## [Stated goal]
Give only the number of lines that hold the word "ffffff".

## [Data entries]
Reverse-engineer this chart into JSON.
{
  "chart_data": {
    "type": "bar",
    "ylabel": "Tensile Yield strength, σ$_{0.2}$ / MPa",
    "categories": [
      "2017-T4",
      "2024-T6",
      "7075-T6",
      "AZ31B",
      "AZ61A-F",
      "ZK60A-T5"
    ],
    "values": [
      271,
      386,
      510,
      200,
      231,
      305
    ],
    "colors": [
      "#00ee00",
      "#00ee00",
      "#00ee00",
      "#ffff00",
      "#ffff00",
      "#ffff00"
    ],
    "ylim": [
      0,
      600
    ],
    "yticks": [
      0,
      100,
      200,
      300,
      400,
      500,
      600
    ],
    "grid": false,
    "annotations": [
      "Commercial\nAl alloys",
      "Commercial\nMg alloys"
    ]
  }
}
...
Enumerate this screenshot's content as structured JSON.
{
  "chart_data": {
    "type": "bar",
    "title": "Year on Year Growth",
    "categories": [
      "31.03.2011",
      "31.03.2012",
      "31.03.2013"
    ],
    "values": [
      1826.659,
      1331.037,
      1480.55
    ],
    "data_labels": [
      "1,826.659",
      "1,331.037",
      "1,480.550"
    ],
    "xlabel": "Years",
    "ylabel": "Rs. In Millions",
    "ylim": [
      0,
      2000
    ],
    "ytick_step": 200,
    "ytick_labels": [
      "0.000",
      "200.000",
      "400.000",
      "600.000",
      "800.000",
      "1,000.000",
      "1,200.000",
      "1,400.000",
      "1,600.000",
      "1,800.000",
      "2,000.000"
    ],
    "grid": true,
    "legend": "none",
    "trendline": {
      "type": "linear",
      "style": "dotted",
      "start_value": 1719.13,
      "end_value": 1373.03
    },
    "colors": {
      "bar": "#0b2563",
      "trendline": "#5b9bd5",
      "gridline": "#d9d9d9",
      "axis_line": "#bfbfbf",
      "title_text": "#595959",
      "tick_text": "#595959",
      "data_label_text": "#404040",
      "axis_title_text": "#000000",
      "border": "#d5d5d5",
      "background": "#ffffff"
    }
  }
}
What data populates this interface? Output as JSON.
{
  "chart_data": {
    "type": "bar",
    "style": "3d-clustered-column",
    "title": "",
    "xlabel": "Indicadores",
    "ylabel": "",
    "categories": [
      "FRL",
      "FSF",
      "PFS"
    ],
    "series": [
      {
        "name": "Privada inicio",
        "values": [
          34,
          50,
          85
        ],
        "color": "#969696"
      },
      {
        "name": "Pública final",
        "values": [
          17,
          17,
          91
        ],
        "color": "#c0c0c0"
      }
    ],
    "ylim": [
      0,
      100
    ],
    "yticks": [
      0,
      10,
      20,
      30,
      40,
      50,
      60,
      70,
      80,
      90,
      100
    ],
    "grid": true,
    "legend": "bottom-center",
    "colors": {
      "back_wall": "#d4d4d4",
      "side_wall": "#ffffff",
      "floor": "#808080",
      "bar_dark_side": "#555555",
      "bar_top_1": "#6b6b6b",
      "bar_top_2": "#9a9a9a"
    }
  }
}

## [Answer to this task]
2